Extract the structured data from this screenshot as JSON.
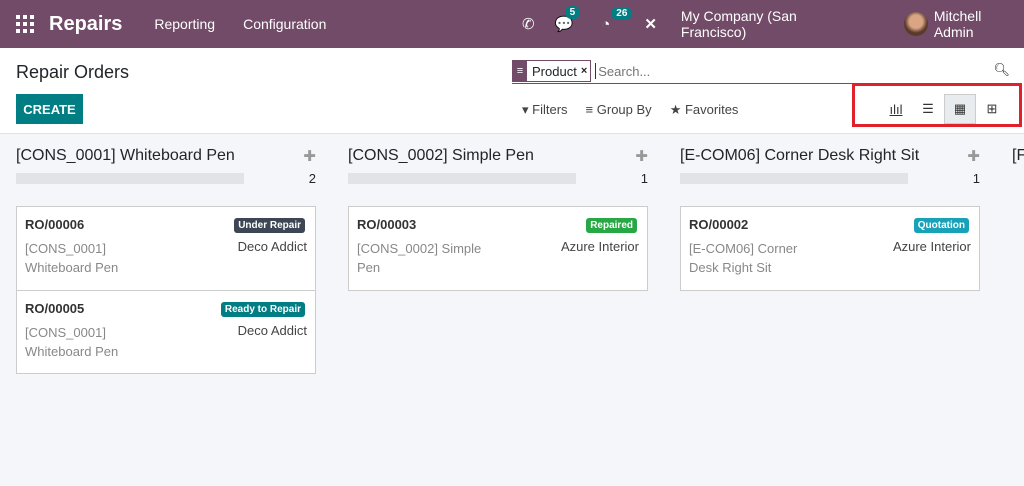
{
  "navbar": {
    "app": "Repairs",
    "menus": [
      "Reporting",
      "Configuration"
    ],
    "messages_count": "5",
    "activities_count": "26",
    "company": "My Company (San Francisco)",
    "user": "Mitchell Admin",
    "color": "#714B67"
  },
  "control": {
    "title": "Repair Orders",
    "create": "CREATE",
    "facet": "Product",
    "search_placeholder": "Search...",
    "filters": "Filters",
    "group_by": "Group By",
    "favorites": "Favorites",
    "views": [
      "graph",
      "list",
      "kanban",
      "pivot"
    ],
    "active_view": "kanban"
  },
  "columns": [
    {
      "title": "[CONS_0001] Whiteboard Pen",
      "count": "2",
      "cards": [
        {
          "ref": "RO/00006",
          "status": "Under Repair",
          "status_color": "#3c4654",
          "product": "[CONS_0001] Whiteboard Pen",
          "customer": "Deco Addict"
        },
        {
          "ref": "RO/00005",
          "status": "Ready to Repair",
          "status_color": "#017e84",
          "product": "[CONS_0001] Whiteboard Pen",
          "customer": "Deco Addict"
        }
      ]
    },
    {
      "title": "[CONS_0002] Simple Pen",
      "count": "1",
      "cards": [
        {
          "ref": "RO/00003",
          "status": "Repaired",
          "status_color": "#28a745",
          "product": "[CONS_0002] Simple Pen",
          "customer": "Azure Interior"
        }
      ]
    },
    {
      "title": "[E-COM06] Corner Desk Right Sit",
      "count": "1",
      "cards": [
        {
          "ref": "RO/00002",
          "status": "Quotation",
          "status_color": "#17a2b8",
          "product": "[E-COM06] Corner Desk Right Sit",
          "customer": "Azure Interior"
        }
      ]
    },
    {
      "title": "[F"
    }
  ]
}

**Short exercise:** Each line above is to be copied verbatim. Drop any image from the copy.

**Output of the task:**
Extract the structured data from this screenshot as JSON.
{
  "navbar": {
    "app": "Repairs",
    "menus": [
      "Reporting",
      "Configuration"
    ],
    "messages_count": "5",
    "activities_count": "26",
    "company": "My Company (San Francisco)",
    "user": "Mitchell Admin",
    "color": "#714B67"
  },
  "control": {
    "title": "Repair Orders",
    "create": "CREATE",
    "facet": "Product",
    "search_placeholder": "Search...",
    "filters": "Filters",
    "group_by": "Group By",
    "favorites": "Favorites",
    "views": [
      "graph",
      "list",
      "kanban",
      "pivot"
    ],
    "active_view": "kanban"
  },
  "columns": [
    {
      "title": "[CONS_0001] Whiteboard Pen",
      "count": "2",
      "cards": [
        {
          "ref": "RO/00006",
          "status": "Under Repair",
          "status_color": "#3c4654",
          "product": "[CONS_0001] Whiteboard Pen",
          "customer": "Deco Addict"
        },
        {
          "ref": "RO/00005",
          "status": "Ready to Repair",
          "status_color": "#017e84",
          "product": "[CONS_0001] Whiteboard Pen",
          "customer": "Deco Addict"
        }
      ]
    },
    {
      "title": "[CONS_0002] Simple Pen",
      "count": "1",
      "cards": [
        {
          "ref": "RO/00003",
          "status": "Repaired",
          "status_color": "#28a745",
          "product": "[CONS_0002] Simple Pen",
          "customer": "Azure Interior"
        }
      ]
    },
    {
      "title": "[E-COM06] Corner Desk Right Sit",
      "count": "1",
      "cards": [
        {
          "ref": "RO/00002",
          "status": "Quotation",
          "status_color": "#17a2b8",
          "product": "[E-COM06] Corner Desk Right Sit",
          "customer": "Azure Interior"
        }
      ]
    },
    {
      "title": "[F"
    }
  ]
}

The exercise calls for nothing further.